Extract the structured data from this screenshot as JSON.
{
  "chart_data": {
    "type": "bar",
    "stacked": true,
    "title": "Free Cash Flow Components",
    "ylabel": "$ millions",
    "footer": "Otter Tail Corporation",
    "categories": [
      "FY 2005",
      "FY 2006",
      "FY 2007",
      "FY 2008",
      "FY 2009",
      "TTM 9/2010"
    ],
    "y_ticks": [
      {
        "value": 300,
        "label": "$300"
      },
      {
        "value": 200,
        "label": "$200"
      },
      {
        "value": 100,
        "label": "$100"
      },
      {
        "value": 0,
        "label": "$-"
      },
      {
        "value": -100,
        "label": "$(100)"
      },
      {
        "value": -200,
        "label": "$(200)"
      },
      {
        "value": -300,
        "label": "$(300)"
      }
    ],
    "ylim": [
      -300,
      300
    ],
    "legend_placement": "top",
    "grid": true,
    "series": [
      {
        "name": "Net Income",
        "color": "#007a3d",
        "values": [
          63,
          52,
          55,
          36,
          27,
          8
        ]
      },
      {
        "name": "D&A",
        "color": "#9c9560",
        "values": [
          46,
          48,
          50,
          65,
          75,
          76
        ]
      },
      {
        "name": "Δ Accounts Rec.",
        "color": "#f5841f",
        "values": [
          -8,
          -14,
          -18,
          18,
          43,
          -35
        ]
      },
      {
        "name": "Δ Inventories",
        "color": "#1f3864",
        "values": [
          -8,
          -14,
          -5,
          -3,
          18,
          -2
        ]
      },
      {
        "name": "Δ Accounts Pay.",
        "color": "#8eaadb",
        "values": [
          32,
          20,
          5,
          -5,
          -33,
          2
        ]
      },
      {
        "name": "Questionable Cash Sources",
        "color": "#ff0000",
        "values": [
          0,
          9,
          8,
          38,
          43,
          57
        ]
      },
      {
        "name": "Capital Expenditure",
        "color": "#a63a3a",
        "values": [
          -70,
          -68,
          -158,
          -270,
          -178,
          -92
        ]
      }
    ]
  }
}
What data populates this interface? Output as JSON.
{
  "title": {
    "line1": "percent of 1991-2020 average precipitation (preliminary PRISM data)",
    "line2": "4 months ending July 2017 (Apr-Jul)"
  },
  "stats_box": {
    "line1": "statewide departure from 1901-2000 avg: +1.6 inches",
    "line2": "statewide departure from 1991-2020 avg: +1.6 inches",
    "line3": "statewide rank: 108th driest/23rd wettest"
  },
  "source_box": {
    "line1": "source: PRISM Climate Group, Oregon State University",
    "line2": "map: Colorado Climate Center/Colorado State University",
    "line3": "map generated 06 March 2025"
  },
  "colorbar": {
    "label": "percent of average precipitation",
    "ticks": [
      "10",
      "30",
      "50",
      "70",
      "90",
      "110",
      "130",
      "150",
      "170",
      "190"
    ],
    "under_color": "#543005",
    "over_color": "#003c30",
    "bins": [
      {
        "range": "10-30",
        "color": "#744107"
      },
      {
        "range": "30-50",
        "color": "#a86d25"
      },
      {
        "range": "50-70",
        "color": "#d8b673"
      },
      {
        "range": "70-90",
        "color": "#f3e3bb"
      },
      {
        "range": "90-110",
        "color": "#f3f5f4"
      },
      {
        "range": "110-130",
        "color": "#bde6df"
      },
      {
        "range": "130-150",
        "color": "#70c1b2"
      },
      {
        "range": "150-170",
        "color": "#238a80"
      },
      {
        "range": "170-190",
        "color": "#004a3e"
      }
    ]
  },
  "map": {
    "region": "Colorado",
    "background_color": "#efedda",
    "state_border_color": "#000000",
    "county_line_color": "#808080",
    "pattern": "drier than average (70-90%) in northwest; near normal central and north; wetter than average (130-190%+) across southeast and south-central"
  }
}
+ + + + +
**Given instruction:** Retype the data in full and match it exactly.

**Result:**
Extract the structured data from this screenshot as JSON.
{
  "chart_data": {
    "type": "bar",
    "stacked": true,
    "title": "Free Cash Flow Components",
    "ylabel": "$ millions",
    "footer": "Otter Tail Corporation",
    "categories": [
      "FY 2005",
      "FY 2006",
      "FY 2007",
      "FY 2008",
      "FY 2009",
      "TTM 9/2010"
    ],
    "y_ticks": [
      {
        "value": 300,
        "label": "$300"
      },
      {
        "value": 200,
        "label": "$200"
      },
      {
        "value": 100,
        "label": "$100"
      },
      {
        "value": 0,
        "label": "$-"
      },
      {
        "value": -100,
        "label": "$(100)"
      },
      {
        "value": -200,
        "label": "$(200)"
      },
      {
        "value": -300,
        "label": "$(300)"
      }
    ],
    "ylim": [
      -300,
      300
    ],
    "legend_placement": "top",
    "grid": true,
    "series": [
      {
        "name": "Net Income",
        "color": "#007a3d",
        "values": [
          63,
          52,
          55,
          36,
          27,
          8
        ]
      },
      {
        "name": "D&A",
        "color": "#9c9560",
        "values": [
          46,
          48,
          50,
          65,
          75,
          76
        ]
      },
      {
        "name": "Δ Accounts Rec.",
        "color": "#f5841f",
        "values": [
          -8,
          -14,
          -18,
          18,
          43,
          -35
        ]
      },
      {
        "name": "Δ Inventories",
        "color": "#1f3864",
        "values": [
          -8,
          -14,
          -5,
          -3,
          18,
          -2
        ]
      },
      {
        "name": "Δ Accounts Pay.",
        "color": "#8eaadb",
        "values": [
          32,
          20,
          5,
          -5,
          -33,
          2
        ]
      },
      {
        "name": "Questionable Cash Sources",
        "color": "#ff0000",
        "values": [
          0,
          9,
          8,
          38,
          43,
          57
        ]
      },
      {
        "name": "Capital Expenditure",
        "color": "#a63a3a",
        "values": [
          -70,
          -68,
          -158,
          -270,
          -178,
          -92
        ]
      }
    ]
  }
}
What data populates this interface? Output as JSON.
{
  "title": {
    "line1": "percent of 1991-2020 average precipitation (preliminary PRISM data)",
    "line2": "4 months ending July 2017 (Apr-Jul)"
  },
  "stats_box": {
    "line1": "statewide departure from 1901-2000 avg: +1.6 inches",
    "line2": "statewide departure from 1991-2020 avg: +1.6 inches",
    "line3": "statewide rank: 108th driest/23rd wettest"
  },
  "source_box": {
    "line1": "source: PRISM Climate Group, Oregon State University",
    "line2": "map: Colorado Climate Center/Colorado State University",
    "line3": "map generated 06 March 2025"
  },
  "colorbar": {
    "label": "percent of average precipitation",
    "ticks": [
      "10",
      "30",
      "50",
      "70",
      "90",
      "110",
      "130",
      "150",
      "170",
      "190"
    ],
    "under_color": "#543005",
    "over_color": "#003c30",
    "bins": [
      {
        "range": "10-30",
        "color": "#744107"
      },
      {
        "range": "30-50",
        "color": "#a86d25"
      },
      {
        "range": "50-70",
        "color": "#d8b673"
      },
      {
        "range": "70-90",
        "color": "#f3e3bb"
      },
      {
        "range": "90-110",
        "color": "#f3f5f4"
      },
      {
        "range": "110-130",
        "color": "#bde6df"
      },
      {
        "range": "130-150",
        "color": "#70c1b2"
      },
      {
        "range": "150-170",
        "color": "#238a80"
      },
      {
        "range": "170-190",
        "color": "#004a3e"
      }
    ]
  },
  "map": {
    "region": "Colorado",
    "background_color": "#efedda",
    "state_border_color": "#000000",
    "county_line_color": "#808080",
    "pattern": "drier than average (70-90%) in northwest; near normal central and north; wetter than average (130-190%+) across southeast and south-central"
  }
}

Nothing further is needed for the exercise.